=== Provided information ===

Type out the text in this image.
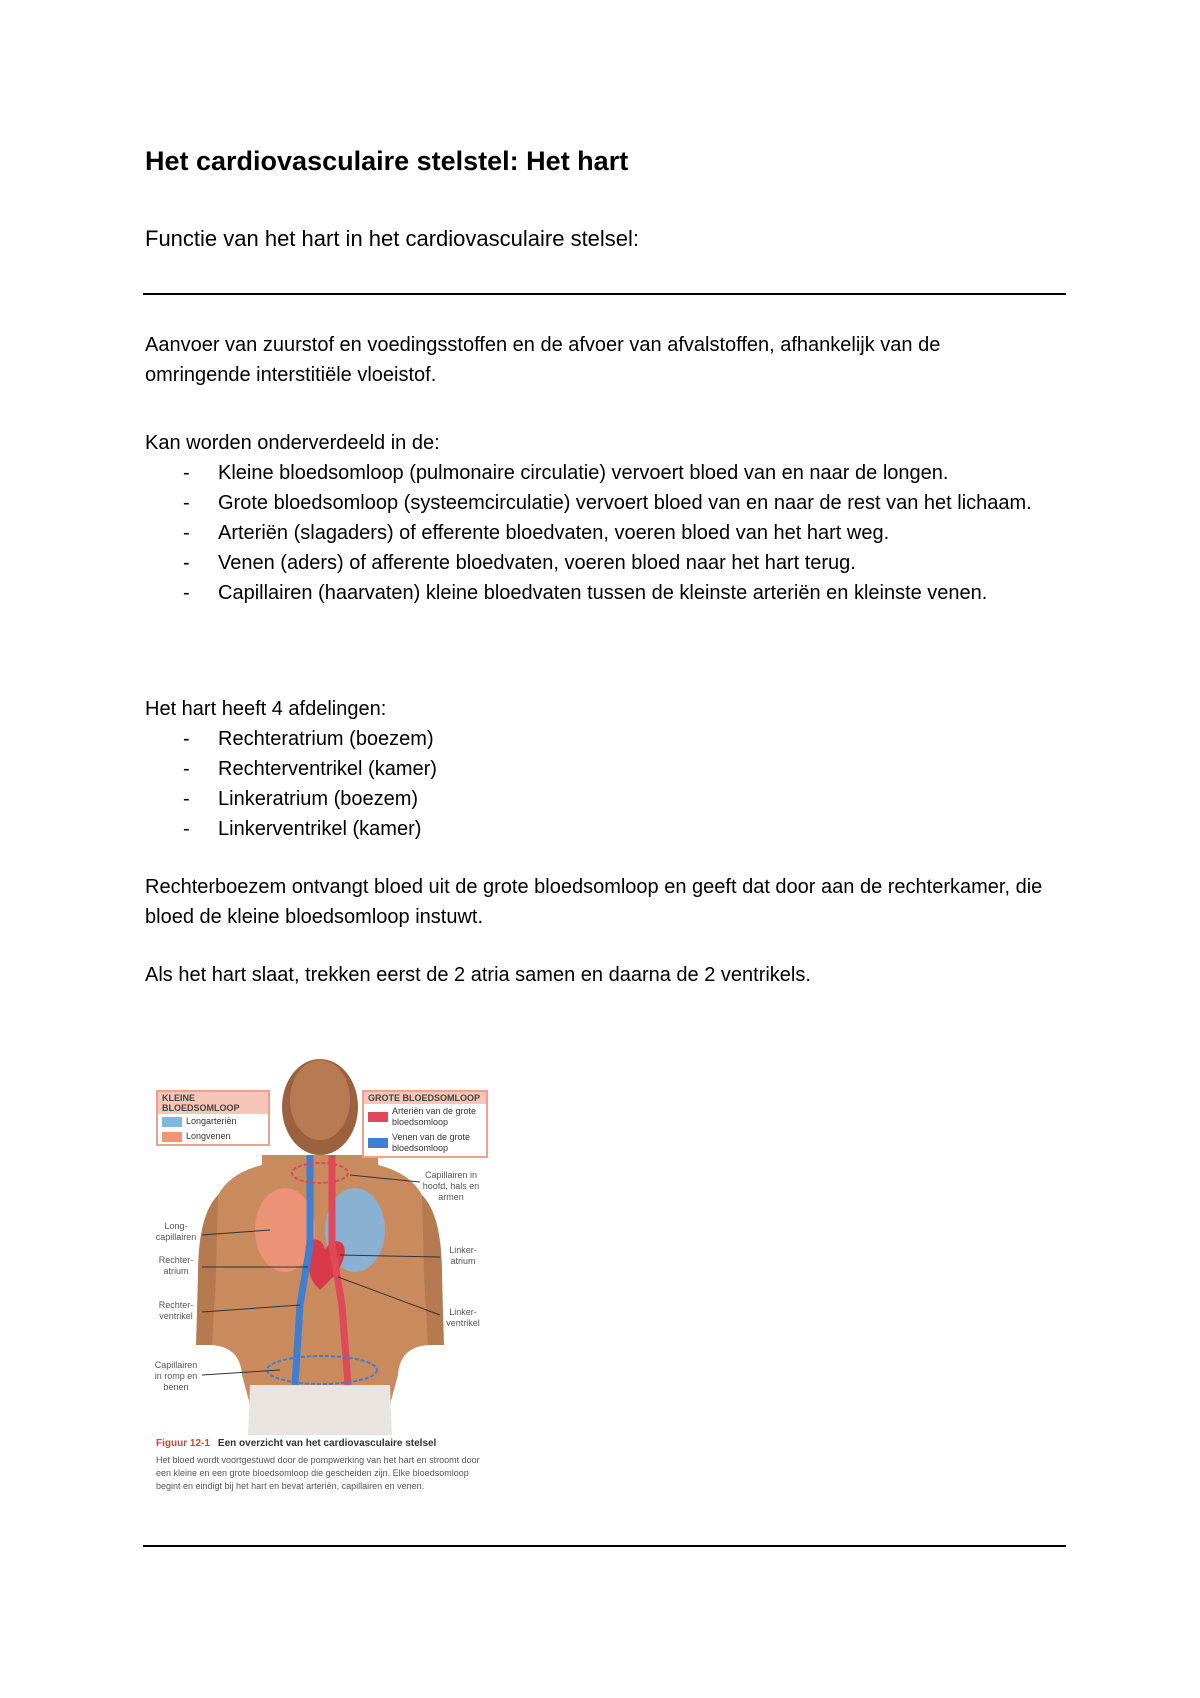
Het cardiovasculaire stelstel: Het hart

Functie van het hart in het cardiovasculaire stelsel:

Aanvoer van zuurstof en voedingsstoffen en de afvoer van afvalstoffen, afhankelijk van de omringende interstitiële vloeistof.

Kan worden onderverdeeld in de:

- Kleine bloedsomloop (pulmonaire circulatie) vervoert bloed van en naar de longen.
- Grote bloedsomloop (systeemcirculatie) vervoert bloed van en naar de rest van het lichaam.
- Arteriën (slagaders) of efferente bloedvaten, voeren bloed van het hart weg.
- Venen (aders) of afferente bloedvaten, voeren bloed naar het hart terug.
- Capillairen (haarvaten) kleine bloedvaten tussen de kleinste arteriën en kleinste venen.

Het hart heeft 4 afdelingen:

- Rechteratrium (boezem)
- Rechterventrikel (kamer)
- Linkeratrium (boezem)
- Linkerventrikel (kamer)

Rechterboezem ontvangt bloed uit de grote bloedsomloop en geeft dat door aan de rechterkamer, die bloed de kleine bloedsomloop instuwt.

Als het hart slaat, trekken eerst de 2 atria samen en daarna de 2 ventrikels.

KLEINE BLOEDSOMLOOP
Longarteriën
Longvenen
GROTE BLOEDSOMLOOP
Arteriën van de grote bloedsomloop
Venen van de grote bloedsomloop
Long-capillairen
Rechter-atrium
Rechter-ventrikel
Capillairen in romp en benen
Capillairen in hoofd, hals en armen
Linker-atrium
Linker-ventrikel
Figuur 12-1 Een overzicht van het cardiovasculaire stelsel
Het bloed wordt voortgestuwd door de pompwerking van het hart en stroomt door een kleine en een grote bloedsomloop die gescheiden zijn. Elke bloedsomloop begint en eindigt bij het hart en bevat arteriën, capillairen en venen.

===

To be done:
Search the data for "vervoert" and list every line in which it occurs.

Full response:
- Kleine bloedsomloop (pulmonaire circulatie) vervoert bloed van en naar de longen.
- Grote bloedsomloop (systeemcirculatie) vervoert bloed van en naar de rest van het lichaam.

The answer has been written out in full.